[PASSAGE TO READ]
= = =

The foundation of our analysis lies in the acquisition of a comprehensive dataset of Reddit comments, which will serve as the primary source for detecting online bots and bullying. Reddit, a vast online platform with a rich tapestry of user interactions, offers a diverse range of language use, sentiments, and behaviors, making it an ideal environment for our study. This section outlines the methodology for downloading and preparing Reddit comments for analysis.

**1. Choosing a Reddit Data Extraction Tool:**
   - **Pushshift API**: A widely used resource for accessing historical Reddit data, Pushshift provides an extensive archive of Reddit posts and comments. It allows for querying specific subreddits, time frames, and other parameters, making it a versatile tool for data collection.
   - **PRAW (Python Reddit API Wrapper)**: For real-time data extraction, PRAW is a Python library that interfaces with Reddit's official API, enabling the extraction of recent comments and posts.

**2. Defining Parameters for Data Collection:**
   - **Subreddit Selection**: Identify and select subreddits relevant to the study. This could include general subreddits or those known for heightened activities of bots and bullying.
   - **Time Frame**: Determine the time period from which to extract comments. This could range from specific dates to a continuous real-time feed.
   - **Volume and Diversity**: Ensure a large and diverse dataset to capture a wide range of sentiments and behaviors.

**3. Data Extraction Process:**
   - **Using Pushshift**: Leverage Pushshift to download historical comments. Utilize its querying capabilities to filter data based on date, subreddit, and other relevant criteria.
   - **Using PRAW**: For real-time data, use PRAW to stream comments. This involves setting up a script that continuously fetches new comments as they are posted.

**4. Data Preprocessing:**
   - **Cleaning**: Remove irrelevant content (e.g., URLs, non-textual elements) and standardize text (e.g., lowercasing, removing excessive whitespace).
   - **Anonymization**: Ensure privacy by anonymizing user data.
   - **Structuring**: Organize the data into a structured format suitable for analysis, such as JSON or CSV, containing fields like comment text, timestamp, subreddit, and user ID (if relevant).

**5. Storage and Management:**
   - **Database Storage**: Store the extracted data in a database system, considering scalability and ease of access. Options include relational databases like PostgreSQL or NoSQL databases like MongoDB.

= = =

[DATASET SECTION]
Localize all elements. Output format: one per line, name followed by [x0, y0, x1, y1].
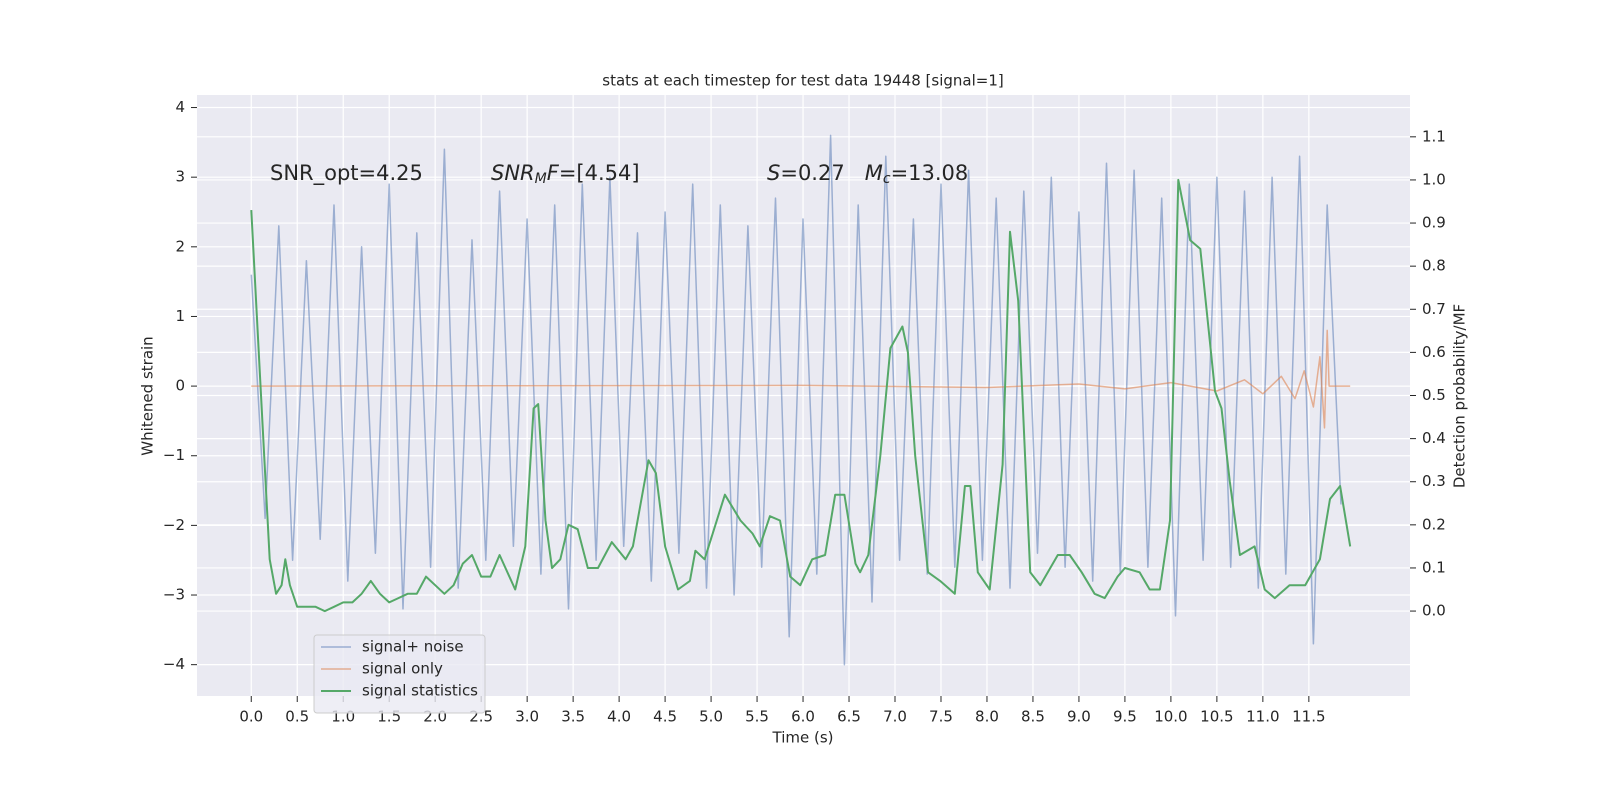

= = =

[EXERCISE BRIEF] How would you put this sentence from the passage about collecting Reddit comments into Spanish: "Determine the time period from which to extract comments."? Draw only on the passage about collecting Reddit comments, not on the listing.

[THE RESPONSE] Determine el período del cual se extraerán los comentarios.